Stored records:
━━━━━━━━━━━━━━━━━━━━

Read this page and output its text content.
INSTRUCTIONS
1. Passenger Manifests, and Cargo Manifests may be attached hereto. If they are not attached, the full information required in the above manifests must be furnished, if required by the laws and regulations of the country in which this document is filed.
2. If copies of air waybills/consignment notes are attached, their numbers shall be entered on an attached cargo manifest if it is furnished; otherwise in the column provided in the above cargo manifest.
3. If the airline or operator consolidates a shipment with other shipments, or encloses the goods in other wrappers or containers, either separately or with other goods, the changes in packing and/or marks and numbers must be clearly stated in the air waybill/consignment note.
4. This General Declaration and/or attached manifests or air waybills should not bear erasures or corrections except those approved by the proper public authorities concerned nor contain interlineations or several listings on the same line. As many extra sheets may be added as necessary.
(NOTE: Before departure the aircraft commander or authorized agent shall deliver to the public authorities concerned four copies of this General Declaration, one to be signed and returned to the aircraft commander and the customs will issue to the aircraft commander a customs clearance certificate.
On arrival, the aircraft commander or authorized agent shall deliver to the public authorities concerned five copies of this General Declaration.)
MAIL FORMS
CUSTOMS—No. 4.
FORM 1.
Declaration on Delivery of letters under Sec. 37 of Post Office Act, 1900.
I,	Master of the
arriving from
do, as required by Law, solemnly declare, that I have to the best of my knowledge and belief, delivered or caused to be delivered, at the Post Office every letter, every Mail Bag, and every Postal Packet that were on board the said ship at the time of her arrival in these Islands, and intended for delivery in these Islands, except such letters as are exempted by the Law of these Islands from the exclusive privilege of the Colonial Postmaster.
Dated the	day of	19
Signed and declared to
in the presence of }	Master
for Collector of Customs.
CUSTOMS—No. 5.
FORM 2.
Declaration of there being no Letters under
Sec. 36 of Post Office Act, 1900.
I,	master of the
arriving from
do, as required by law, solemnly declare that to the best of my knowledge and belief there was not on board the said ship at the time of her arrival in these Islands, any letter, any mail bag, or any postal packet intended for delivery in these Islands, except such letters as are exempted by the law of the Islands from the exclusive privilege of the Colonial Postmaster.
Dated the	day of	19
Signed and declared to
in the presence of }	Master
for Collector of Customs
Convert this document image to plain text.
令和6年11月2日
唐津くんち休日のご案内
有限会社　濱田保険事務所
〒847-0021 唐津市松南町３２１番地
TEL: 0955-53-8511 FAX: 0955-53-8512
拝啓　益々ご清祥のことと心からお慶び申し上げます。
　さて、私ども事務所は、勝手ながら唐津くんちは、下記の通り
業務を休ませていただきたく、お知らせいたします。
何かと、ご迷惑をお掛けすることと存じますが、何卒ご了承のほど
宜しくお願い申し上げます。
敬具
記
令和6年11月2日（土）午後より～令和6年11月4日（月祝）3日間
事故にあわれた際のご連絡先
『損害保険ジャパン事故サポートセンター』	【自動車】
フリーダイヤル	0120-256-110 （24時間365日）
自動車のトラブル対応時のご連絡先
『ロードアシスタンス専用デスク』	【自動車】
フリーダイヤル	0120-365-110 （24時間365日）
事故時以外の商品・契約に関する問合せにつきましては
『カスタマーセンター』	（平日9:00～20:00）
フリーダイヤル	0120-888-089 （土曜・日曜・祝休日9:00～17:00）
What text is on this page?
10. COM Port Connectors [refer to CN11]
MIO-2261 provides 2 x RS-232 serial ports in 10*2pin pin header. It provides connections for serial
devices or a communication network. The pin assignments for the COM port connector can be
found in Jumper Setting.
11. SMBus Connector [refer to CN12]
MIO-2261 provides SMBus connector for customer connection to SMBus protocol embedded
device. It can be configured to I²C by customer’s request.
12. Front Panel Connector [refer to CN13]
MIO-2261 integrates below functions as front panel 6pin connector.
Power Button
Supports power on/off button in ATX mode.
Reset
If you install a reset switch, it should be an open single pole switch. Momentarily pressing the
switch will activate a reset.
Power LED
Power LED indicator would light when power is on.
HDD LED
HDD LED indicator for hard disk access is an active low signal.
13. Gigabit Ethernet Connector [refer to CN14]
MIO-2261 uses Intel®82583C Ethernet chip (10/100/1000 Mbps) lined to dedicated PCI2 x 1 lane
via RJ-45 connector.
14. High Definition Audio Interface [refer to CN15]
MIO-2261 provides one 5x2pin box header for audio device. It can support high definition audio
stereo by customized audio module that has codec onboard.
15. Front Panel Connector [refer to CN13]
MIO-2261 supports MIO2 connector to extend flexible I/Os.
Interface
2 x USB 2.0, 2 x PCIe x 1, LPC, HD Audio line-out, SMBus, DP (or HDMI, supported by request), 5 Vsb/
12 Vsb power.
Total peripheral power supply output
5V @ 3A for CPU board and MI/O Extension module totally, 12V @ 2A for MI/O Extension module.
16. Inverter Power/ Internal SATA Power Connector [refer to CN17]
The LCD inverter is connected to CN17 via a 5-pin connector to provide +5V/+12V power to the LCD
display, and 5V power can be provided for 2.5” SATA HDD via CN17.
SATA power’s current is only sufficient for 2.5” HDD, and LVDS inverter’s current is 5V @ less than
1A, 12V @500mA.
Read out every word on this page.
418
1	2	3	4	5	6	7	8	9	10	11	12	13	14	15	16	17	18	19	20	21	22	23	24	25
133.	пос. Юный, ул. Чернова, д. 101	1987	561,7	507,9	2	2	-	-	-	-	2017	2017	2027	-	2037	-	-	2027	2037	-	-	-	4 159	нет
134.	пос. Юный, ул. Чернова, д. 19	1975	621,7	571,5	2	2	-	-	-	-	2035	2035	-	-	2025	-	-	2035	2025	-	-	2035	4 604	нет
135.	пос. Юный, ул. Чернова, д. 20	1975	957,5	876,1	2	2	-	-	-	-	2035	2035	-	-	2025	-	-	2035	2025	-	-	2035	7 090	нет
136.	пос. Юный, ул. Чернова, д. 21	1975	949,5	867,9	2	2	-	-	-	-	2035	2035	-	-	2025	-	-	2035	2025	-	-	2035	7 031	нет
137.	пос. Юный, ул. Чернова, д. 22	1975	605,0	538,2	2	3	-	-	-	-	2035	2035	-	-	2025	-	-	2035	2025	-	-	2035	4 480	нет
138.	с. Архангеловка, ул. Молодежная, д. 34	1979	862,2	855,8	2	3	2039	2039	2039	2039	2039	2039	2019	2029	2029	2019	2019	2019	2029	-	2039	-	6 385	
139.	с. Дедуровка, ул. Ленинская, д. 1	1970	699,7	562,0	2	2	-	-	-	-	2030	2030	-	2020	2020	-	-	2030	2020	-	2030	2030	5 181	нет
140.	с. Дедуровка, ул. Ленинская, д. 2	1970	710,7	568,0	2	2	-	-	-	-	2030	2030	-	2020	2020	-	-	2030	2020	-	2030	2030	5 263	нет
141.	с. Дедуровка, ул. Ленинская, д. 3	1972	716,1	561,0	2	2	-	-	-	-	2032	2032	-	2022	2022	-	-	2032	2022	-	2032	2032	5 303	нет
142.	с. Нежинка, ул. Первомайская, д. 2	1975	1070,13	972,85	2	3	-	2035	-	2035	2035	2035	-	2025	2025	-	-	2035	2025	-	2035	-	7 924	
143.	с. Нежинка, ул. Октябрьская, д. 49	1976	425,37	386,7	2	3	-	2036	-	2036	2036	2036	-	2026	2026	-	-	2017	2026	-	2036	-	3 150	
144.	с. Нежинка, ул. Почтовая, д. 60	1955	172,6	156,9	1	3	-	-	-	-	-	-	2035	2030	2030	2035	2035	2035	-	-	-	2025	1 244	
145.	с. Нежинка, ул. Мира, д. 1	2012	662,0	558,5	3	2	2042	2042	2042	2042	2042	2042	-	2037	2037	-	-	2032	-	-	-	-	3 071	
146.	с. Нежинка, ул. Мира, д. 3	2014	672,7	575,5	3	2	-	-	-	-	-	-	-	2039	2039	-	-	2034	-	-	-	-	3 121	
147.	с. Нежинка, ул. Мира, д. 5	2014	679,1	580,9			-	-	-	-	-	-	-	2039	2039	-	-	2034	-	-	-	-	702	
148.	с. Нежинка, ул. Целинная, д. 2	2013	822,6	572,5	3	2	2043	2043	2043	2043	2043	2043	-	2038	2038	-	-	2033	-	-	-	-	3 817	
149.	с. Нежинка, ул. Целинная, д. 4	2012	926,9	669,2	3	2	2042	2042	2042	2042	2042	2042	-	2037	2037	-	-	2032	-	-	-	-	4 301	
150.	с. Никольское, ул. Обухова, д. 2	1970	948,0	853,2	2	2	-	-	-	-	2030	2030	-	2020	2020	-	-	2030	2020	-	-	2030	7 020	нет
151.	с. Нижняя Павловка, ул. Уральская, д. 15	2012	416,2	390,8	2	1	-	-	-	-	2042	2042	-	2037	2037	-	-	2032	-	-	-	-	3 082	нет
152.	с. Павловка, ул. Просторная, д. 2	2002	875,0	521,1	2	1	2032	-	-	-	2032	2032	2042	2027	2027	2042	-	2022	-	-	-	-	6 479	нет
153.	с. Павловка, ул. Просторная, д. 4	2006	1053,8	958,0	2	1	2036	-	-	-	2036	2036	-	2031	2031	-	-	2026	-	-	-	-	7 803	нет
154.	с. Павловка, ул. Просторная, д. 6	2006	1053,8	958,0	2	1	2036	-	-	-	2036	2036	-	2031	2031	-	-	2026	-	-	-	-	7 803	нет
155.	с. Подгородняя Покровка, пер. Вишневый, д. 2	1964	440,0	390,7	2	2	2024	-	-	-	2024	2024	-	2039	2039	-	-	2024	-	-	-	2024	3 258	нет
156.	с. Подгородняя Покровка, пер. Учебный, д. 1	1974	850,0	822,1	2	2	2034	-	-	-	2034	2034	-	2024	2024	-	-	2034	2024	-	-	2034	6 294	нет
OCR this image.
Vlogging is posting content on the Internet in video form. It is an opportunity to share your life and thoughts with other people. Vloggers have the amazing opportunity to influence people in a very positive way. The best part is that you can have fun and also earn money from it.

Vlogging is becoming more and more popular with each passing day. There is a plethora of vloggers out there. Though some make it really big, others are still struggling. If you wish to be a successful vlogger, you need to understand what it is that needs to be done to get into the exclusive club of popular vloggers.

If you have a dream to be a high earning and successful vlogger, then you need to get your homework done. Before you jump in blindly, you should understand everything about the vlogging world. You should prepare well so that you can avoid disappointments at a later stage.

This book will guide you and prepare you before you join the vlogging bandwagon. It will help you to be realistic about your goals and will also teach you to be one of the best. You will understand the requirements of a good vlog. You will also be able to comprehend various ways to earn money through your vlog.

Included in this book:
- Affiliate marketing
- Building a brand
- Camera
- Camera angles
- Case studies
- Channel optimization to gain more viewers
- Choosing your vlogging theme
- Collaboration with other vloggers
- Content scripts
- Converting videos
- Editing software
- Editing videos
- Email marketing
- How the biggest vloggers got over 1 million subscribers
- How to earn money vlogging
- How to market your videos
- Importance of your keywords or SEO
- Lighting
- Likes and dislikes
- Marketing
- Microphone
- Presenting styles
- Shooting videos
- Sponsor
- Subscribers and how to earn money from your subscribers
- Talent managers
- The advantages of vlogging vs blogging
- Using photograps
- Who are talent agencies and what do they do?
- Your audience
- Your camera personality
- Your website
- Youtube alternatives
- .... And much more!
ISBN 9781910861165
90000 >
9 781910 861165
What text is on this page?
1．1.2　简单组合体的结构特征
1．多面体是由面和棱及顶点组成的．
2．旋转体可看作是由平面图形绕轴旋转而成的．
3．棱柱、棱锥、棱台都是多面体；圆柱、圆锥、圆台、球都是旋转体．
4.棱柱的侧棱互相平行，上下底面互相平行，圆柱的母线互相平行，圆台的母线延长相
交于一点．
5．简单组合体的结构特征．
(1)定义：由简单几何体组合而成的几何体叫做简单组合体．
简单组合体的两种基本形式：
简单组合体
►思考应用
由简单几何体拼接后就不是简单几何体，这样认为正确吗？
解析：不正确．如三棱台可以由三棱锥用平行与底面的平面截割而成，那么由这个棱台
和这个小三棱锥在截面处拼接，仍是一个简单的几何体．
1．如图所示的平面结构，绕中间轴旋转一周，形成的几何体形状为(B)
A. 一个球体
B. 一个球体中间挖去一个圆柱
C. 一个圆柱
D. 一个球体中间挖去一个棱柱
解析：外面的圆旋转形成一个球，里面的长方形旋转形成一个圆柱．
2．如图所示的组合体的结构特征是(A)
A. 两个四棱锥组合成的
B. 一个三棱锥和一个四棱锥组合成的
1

━━━━━━━━━━━━━━━━━━━━

Goal — Pick out each line above that includes "page" and show it.

Completed task —
Read this page and output its text content.
What text is on this page?
Read out every word on this page.
What text is on this page?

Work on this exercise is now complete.